Exercise requirements =
Put every line of the records below into a JSON list of strings, with one string per line. Skip blank lines and leave the pictures out.

Materials provided =
--*--

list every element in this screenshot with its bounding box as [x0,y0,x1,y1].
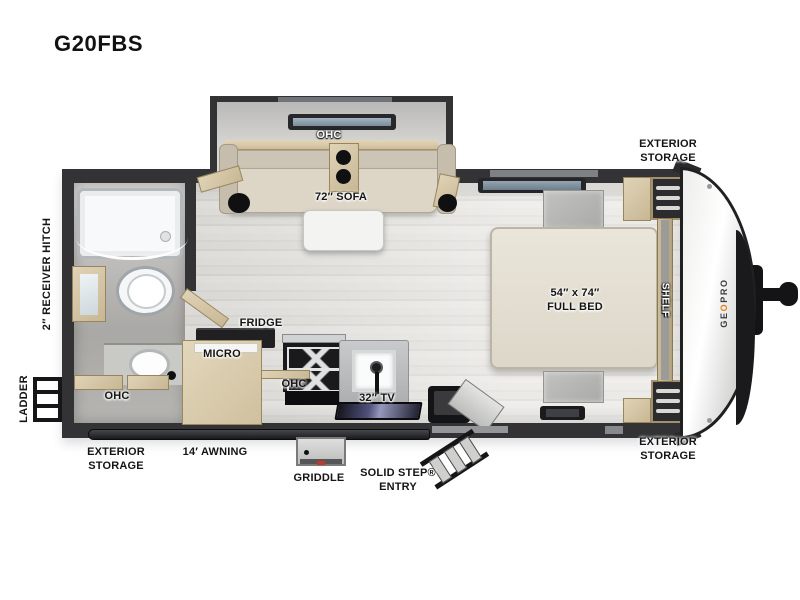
awning-roll [88,429,430,440]
range-trim [282,334,346,343]
sofa-ohc-label: OHC [316,128,341,142]
sofa-label: 72″ SOFA [315,190,367,204]
ladder-rung [37,390,58,394]
console-cupholder-2 [336,169,351,184]
rear-ladder [33,377,62,422]
rod [656,389,680,393]
nose-rivet-bottom [707,418,712,423]
bathroom-wall [185,169,196,291]
console-cupholder-1 [336,150,351,165]
range-base [285,391,345,405]
awning-label: 14′ AWNING [183,445,248,459]
front-wardrobe-bottom-rods [651,380,683,423]
bed-foot-bench [543,371,604,403]
logo-part2: PRO [719,278,729,302]
wall-bracket [605,426,623,434]
logo-part1: GE [719,311,729,327]
label-line: 54″ x 74″ [547,286,603,300]
front-bottom-exterior-storage-label: EXTERIOR STORAGE [639,435,697,463]
bedroom-window-glass [483,181,581,190]
label-line: SOLID STEP® [360,466,436,480]
front-wardrobe-top [623,177,651,221]
label-line: EXTERIOR [639,137,697,151]
rod [656,399,680,403]
floor-tablet-screen [546,409,579,417]
receiver-hitch-label: 2″ RECEIVER HITCH [41,218,53,330]
bath-ohc-cabinet-right [127,375,169,390]
ladder-rung [37,404,58,408]
floorplan-canvas: G20FBS [0,0,800,600]
range-burner-1 [287,347,345,370]
bath-ohc-cabinet-left [74,375,123,390]
bath-ohc-label: OHC [104,389,129,403]
shelf-label: SHELF [660,283,671,317]
front-wardrobe-bottom [623,398,651,423]
geo-pro-logo: GEOPRO [719,278,729,327]
rod [656,196,680,200]
toilet-bowl [127,274,166,309]
sofa-table [303,210,384,251]
ladder-label: LADDER [18,375,30,423]
solid-step-entry-label: SOLID STEP® ENTRY [360,466,436,494]
griddle-label: GRIDDLE [294,471,345,485]
slideout-window-glass [293,118,391,126]
nose-dark-band [736,230,755,425]
front-nose-cap [680,167,756,439]
bath-mirror-glass [80,274,98,315]
bed-headboard-bench [543,190,604,229]
label-line: STORAGE [639,449,697,463]
hitch-coupler [779,282,798,306]
label-line: ENTRY [360,480,436,494]
label-line: EXTERIOR [639,435,697,449]
label-line: EXTERIOR [87,445,145,459]
fridge-label: FRIDGE [240,316,283,330]
rear-exterior-storage-label: EXTERIOR STORAGE [87,445,145,473]
logo-accent-o: O [719,303,729,312]
label-line: STORAGE [639,151,697,165]
front-top-exterior-storage-label: EXTERIOR STORAGE [639,137,697,165]
bedroom-window-opening [490,170,598,177]
cupholder-left [228,193,250,213]
rod [656,409,680,413]
rod [656,206,680,210]
griddle-igniter [317,461,325,465]
micro-label: MICRO [203,347,241,361]
front-wardrobe-top-rods [651,177,683,220]
kitchen-ohc-label: OHC [281,377,306,391]
tv-label: 32″ TV [359,391,395,405]
model-title: G20FBS [54,31,143,57]
nose-rivet-top [707,184,712,189]
label-line: FULL BED [547,300,603,314]
rod [656,186,680,190]
shower-curtain-arc [76,216,188,260]
griddle-knob [304,450,309,455]
label-line: STORAGE [87,459,145,473]
bed-label: 54″ x 74″ FULL BED [547,286,603,314]
cupholder-right [438,194,457,212]
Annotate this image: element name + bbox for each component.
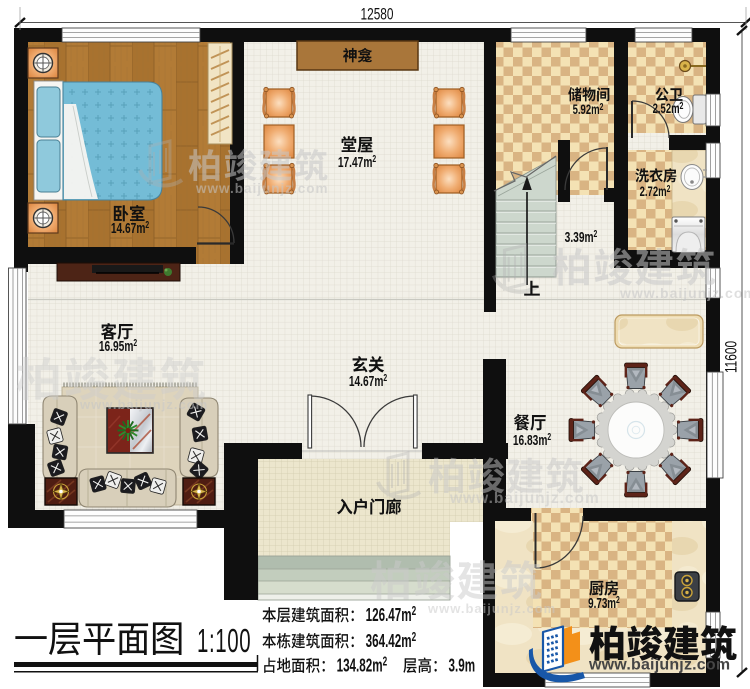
svg-text:2.72m2: 2.72m2 xyxy=(640,183,671,200)
svg-text:134.82m2: 134.82m2 xyxy=(337,655,388,677)
svg-text:5.92m2: 5.92m2 xyxy=(573,101,604,118)
svg-text:1:100: 1:100 xyxy=(197,622,251,659)
svg-text:www.baijunjz.com: www.baijunjz.com xyxy=(619,285,750,301)
svg-text:2.52m2: 2.52m2 xyxy=(653,100,684,117)
svg-text:14.67m2: 14.67m2 xyxy=(111,219,150,237)
svg-text:www.baijunjz.com: www.baijunjz.com xyxy=(427,601,556,616)
svg-text:3.9m: 3.9m xyxy=(449,656,476,676)
svg-text:12580: 12580 xyxy=(360,6,393,24)
svg-text:16.83m2: 16.83m2 xyxy=(513,431,552,449)
svg-text:17.47m2: 17.47m2 xyxy=(338,153,377,171)
svg-text:126.47m2: 126.47m2 xyxy=(366,604,417,626)
svg-text:14.67m2: 14.67m2 xyxy=(349,372,388,390)
svg-text:3.39m2: 3.39m2 xyxy=(565,228,598,246)
svg-text:9.73m2: 9.73m2 xyxy=(588,594,620,612)
svg-text:www.baijunjz.com: www.baijunjz.com xyxy=(588,657,730,674)
svg-text:364.42m2: 364.42m2 xyxy=(366,630,417,652)
svg-text:www.baijunjz.com: www.baijunjz.com xyxy=(195,181,329,196)
svg-text:16.95m2: 16.95m2 xyxy=(99,337,138,355)
svg-text:www.baijunjz.com: www.baijunjz.com xyxy=(79,397,208,412)
svg-text:11600: 11600 xyxy=(723,341,741,373)
svg-text:www.baijunjz.com: www.baijunjz.com xyxy=(449,490,600,507)
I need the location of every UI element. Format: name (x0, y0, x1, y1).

--*--

Solution =
[
  "list every element in this screenshot with its bounding box as [x0,y0,x1,y1].",
  "awning-roll [88,429,430,440]",
  "range-trim [282,334,346,343]",
  "sofa-ohc-label: OHC [316,128,341,142]",
  "sofa-label: 72″ SOFA [315,190,367,204]",
  "ladder-rung [37,390,58,394]",
  "console-cupholder-2 [336,169,351,184]",
  "rear-ladder [33,377,62,422]",
  "rod [656,389,680,393]",
  "nose-rivet-bottom [707,418,712,423]",
  "bathroom-wall [185,169,196,291]",
  "console-cupholder-1 [336,150,351,165]",
  "range-base [285,391,345,405]",
  "awning-label: 14′ AWNING [183,445,248,459]",
  "front-wardrobe-bottom-rods [651,380,683,423]",
  "bed-foot-bench [543,371,604,403]",
  "logo-part2: PRO [719,278,729,302]",
  "wall-bracket [605,426,623,434]",
  "logo-part1: GE [719,311,729,327]",
  "label-line: 54″ x 74″ [547,286,603,300]",
  "front-bottom-exterior-storage-label: EXTERIOR STORAGE [639,435,697,463]",
  "bedroom-window-glass [483,181,581,190]",
  "label-line: SOLID STEP® [360,466,436,480]",
  "front-wardrobe-top [623,177,651,221]",
  "label-line: EXTERIOR [639,137,697,151]",
  "rod [656,399,680,403]",
  "floor-tablet-screen [546,409,579,417]",
  "receiver-hitch-label: 2″ RECEIVER HITCH [41,218,53,330]",
  "bath-ohc-cabinet-right [127,375,169,390]",
  "ladder-rung [37,404,58,408]",
  "floorplan-canvas: G20FBS [0,0,800,600]",
  "range-burner-1 [287,347,345,370]",
  "bath-ohc-cabinet-left [74,375,123,390]",
  "bath-ohc-label: OHC [104,389,129,403]",
  "shelf-label: SHELF [660,283,671,317]",
  "front-wardrobe-bottom [623,398,651,423]",
  "geo-pro-logo: GEOPRO [719,278,729,327]",
  "rod [656,196,680,200]",
  "toilet-bowl [127,274,166,309]",
  "sofa-table [303,210,384,251]",
  "ladder-label: LADDER [18,375,30,423]",
  "solid-step-entry-label: SOLID STEP® ENTRY [360,466,436,494]",
  "griddle-label: GRIDDLE [294,471,345,485]",
  "slideout-window-glass [293,118,391,126]",
  "nose-dark-band [736,230,755,425]",
  "front-nose-cap [680,167,756,439]",
  "bath-mirror-glass [80,274,98,315]",
  "bed-headboard-bench [543,190,604,229]",
  "label-line: STORAGE [639,449,697,463]",
  "hitch-coupler [779,282,798,306]",
  "label-line: ENTRY [360,480,436,494]",
  "label-line: EXTERIOR [639,435,697,449]",
  "label-line: EXTERIOR [87,445,145,459]",
  "fridge-label: FRIDGE [240,316,283,330]",
  "rear-exterior-storage-label: EXTERIOR STORAGE [87,445,145,473]",
  "logo-accent-o: O [719,303,729,312]",
  "label-line: STORAGE [639,151,697,165]",
  "front-top-exterior-storage-label: EXTERIOR STORAGE [639,137,697,165]",
  "bedroom-window-opening [490,170,598,177]",
  "cupholder-left [228,193,250,213]",
  "rod [656,409,680,413]",
  "rod [656,206,680,210]",
  "griddle-igniter [317,461,325,465]",
  "micro-label: MICRO [203,347,241,361]",
  "front-wardrobe-top-rods [651,177,683,220]",
  "kitchen-ohc-label: OHC [281,377,306,391]",
  "tv-label: 32″ TV [359,391,395,405]",
  "model-title: G20FBS [54,31,143,57]",
  "nose-rivet-top [707,184,712,189]",
  "label-line: FULL BED [547,300,603,314]",
  "rod [656,186,680,190]",
  "shower-curtain-arc [76,216,188,260]",
  "griddle-knob [304,450,309,455]",
  "label-line: STORAGE [87,459,145,473]",
  "bed-label: 54″ x 74″ FULL BED [547,286,603,314]",
  "cupholder-right [438,194,457,212]",
  "Annotate this image: element name + bbox for each component.",
  "svg-text:2.72m2: 2.72m2 xyxy=(640,183,671,200)",
  "svg-text:134.82m2: 134.82m2 xyxy=(337,655,388,677)",
  "svg-text:5.92m2: 5.92m2 xyxy=(573,101,604,118)",
  "svg-text:1:100: 1:100 xyxy=(197,622,251,659)",
  "svg-text:www.baijunjz.com: www.baijunjz.com xyxy=(619,285,750,301)",
  "svg-text:2.52m2: 2.52m2 xyxy=(653,100,684,117)",
  "svg-text:14.67m2: 14.67m2 xyxy=(111,219,150,237)",
  "svg-text:www.baijunjz.com: www.baijunjz.com xyxy=(427,601,556,616)",
  "svg-text:3.9m: 3.9m xyxy=(449,656,476,676)",
  "svg-text:12580: 12580 xyxy=(360,6,393,24)",
  "svg-text:16.83m2: 16.83m2 xyxy=(513,431,552,449)",
  "svg-text:17.47m2: 17.47m2 xyxy=(338,153,377,171)",
  "svg-text:126.47m2: 126.47m2 xyxy=(366,604,417,626)",
  "svg-text:14.67m2: 14.67m2 xyxy=(349,372,388,390)",
  "svg-text:3.39m2: 3.39m2 xyxy=(565,228,598,246)",
  "svg-text:9.73m2: 9.73m2 xyxy=(588,594,620,612)",
  "svg-text:www.baijunjz.com: www.baijunjz.com xyxy=(588,657,730,674)",
  "svg-text:364.42m2: 364.42m2 xyxy=(366,630,417,652)",
  "svg-text:www.baijunjz.com: www.baijunjz.com xyxy=(195,181,329,196)",
  "svg-text:16.95m2: 16.95m2 xyxy=(99,337,138,355)",
  "svg-text:www.baijunjz.com: www.baijunjz.com xyxy=(79,397,208,412)",
  "svg-text:11600: 11600 xyxy=(723,341,741,373)",
  "svg-text:www.baijunjz.com: www.baijunjz.com xyxy=(449,490,600,507)",
  "I need the location of every UI element. Format: name (x0, y0, x1, y1)."
]